> Required work: Reproduce all of the material word for word.

> Task material:
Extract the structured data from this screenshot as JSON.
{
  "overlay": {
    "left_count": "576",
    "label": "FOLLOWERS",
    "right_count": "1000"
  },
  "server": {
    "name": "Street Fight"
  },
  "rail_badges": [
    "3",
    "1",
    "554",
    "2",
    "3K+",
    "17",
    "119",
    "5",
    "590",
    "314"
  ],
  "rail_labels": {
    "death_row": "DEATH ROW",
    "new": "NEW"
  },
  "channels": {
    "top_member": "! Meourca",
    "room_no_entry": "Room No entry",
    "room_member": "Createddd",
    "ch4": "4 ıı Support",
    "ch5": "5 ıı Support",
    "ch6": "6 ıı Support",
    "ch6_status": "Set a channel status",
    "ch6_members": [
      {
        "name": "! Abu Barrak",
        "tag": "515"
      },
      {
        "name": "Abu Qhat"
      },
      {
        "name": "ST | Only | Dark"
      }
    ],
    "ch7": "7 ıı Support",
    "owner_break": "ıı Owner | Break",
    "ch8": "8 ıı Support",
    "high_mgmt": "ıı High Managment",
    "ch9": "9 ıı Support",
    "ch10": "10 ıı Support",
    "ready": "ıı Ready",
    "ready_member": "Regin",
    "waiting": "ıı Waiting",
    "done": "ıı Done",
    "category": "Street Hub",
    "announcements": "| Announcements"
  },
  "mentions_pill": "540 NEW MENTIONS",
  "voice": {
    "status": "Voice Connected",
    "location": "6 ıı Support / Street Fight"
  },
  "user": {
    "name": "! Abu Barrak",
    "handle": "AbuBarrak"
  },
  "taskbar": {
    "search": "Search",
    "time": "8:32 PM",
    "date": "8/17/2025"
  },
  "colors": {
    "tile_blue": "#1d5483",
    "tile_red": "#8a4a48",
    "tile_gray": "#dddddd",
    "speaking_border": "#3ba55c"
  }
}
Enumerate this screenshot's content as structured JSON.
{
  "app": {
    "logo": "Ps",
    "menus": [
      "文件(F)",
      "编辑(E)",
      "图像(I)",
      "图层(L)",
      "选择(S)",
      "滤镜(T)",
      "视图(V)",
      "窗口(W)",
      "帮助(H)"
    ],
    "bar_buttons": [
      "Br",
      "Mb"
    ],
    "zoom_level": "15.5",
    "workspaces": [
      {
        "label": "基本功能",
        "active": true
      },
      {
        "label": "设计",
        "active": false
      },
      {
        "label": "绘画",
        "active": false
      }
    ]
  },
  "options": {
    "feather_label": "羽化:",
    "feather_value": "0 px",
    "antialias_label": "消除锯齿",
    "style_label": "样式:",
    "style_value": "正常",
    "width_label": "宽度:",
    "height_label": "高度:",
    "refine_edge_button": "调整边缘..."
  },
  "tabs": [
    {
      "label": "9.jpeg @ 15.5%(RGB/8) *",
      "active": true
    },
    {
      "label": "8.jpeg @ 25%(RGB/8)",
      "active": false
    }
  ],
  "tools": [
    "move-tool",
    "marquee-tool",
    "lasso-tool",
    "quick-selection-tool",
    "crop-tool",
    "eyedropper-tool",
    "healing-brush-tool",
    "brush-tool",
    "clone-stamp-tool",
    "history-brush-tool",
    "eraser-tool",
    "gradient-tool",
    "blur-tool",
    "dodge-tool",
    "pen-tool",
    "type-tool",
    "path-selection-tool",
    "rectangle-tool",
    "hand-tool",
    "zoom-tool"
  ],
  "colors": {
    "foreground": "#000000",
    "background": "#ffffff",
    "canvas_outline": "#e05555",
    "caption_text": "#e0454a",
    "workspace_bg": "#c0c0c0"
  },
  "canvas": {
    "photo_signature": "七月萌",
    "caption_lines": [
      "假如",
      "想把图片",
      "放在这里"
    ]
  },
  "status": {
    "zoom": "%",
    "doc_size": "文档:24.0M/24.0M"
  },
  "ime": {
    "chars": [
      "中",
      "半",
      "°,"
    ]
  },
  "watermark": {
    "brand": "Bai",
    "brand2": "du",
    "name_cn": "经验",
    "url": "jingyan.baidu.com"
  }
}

> Written solution:
Extract the structured data from this screenshot as JSON.
{
  "overlay": {
    "left_count": "576",
    "label": "FOLLOWERS",
    "right_count": "1000"
  },
  "server": {
    "name": "Street Fight"
  },
  "rail_badges": [
    "3",
    "1",
    "554",
    "2",
    "3K+",
    "17",
    "119",
    "5",
    "590",
    "314"
  ],
  "rail_labels": {
    "death_row": "DEATH ROW",
    "new": "NEW"
  },
  "channels": {
    "top_member": "! Meourca",
    "room_no_entry": "Room No entry",
    "room_member": "Createddd",
    "ch4": "4 ıı Support",
    "ch5": "5 ıı Support",
    "ch6": "6 ıı Support",
    "ch6_status": "Set a channel status",
    "ch6_members": [
      {
        "name": "! Abu Barrak",
        "tag": "515"
      },
      {
        "name": "Abu Qhat"
      },
      {
        "name": "ST | Only | Dark"
      }
    ],
    "ch7": "7 ıı Support",
    "owner_break": "ıı Owner | Break",
    "ch8": "8 ıı Support",
    "high_mgmt": "ıı High Managment",
    "ch9": "9 ıı Support",
    "ch10": "10 ıı Support",
    "ready": "ıı Ready",
    "ready_member": "Regin",
    "waiting": "ıı Waiting",
    "done": "ıı Done",
    "category": "Street Hub",
    "announcements": "| Announcements"
  },
  "mentions_pill": "540 NEW MENTIONS",
  "voice": {
    "status": "Voice Connected",
    "location": "6 ıı Support / Street Fight"
  },
  "user": {
    "name": "! Abu Barrak",
    "handle": "AbuBarrak"
  },
  "taskbar": {
    "search": "Search",
    "time": "8:32 PM",
    "date": "8/17/2025"
  },
  "colors": {
    "tile_blue": "#1d5483",
    "tile_red": "#8a4a48",
    "tile_gray": "#dddddd",
    "speaking_border": "#3ba55c"
  }
}
Enumerate this screenshot's content as structured JSON.
{
  "app": {
    "logo": "Ps",
    "menus": [
      "文件(F)",
      "编辑(E)",
      "图像(I)",
      "图层(L)",
      "选择(S)",
      "滤镜(T)",
      "视图(V)",
      "窗口(W)",
      "帮助(H)"
    ],
    "bar_buttons": [
      "Br",
      "Mb"
    ],
    "zoom_level": "15.5",
    "workspaces": [
      {
        "label": "基本功能",
        "active": true
      },
      {
        "label": "设计",
        "active": false
      },
      {
        "label": "绘画",
        "active": false
      }
    ]
  },
  "options": {
    "feather_label": "羽化:",
    "feather_value": "0 px",
    "antialias_label": "消除锯齿",
    "style_label": "样式:",
    "style_value": "正常",
    "width_label": "宽度:",
    "height_label": "高度:",
    "refine_edge_button": "调整边缘..."
  },
  "tabs": [
    {
      "label": "9.jpeg @ 15.5%(RGB/8) *",
      "active": true
    },
    {
      "label": "8.jpeg @ 25%(RGB/8)",
      "active": false
    }
  ],
  "tools": [
    "move-tool",
    "marquee-tool",
    "lasso-tool",
    "quick-selection-tool",
    "crop-tool",
    "eyedropper-tool",
    "healing-brush-tool",
    "brush-tool",
    "clone-stamp-tool",
    "history-brush-tool",
    "eraser-tool",
    "gradient-tool",
    "blur-tool",
    "dodge-tool",
    "pen-tool",
    "type-tool",
    "path-selection-tool",
    "rectangle-tool",
    "hand-tool",
    "zoom-tool"
  ],
  "colors": {
    "foreground": "#000000",
    "background": "#ffffff",
    "canvas_outline": "#e05555",
    "caption_text": "#e0454a",
    "workspace_bg": "#c0c0c0"
  },
  "canvas": {
    "photo_signature": "七月萌",
    "caption_lines": [
      "假如",
      "想把图片",
      "放在这里"
    ]
  },
  "status": {
    "zoom": "%",
    "doc_size": "文档:24.0M/24.0M"
  },
  "ime": {
    "chars": [
      "中",
      "半",
      "°,"
    ]
  },
  "watermark": {
    "brand": "Bai",
    "brand2": "du",
    "name_cn": "经验",
    "url": "jingyan.baidu.com"
  }
}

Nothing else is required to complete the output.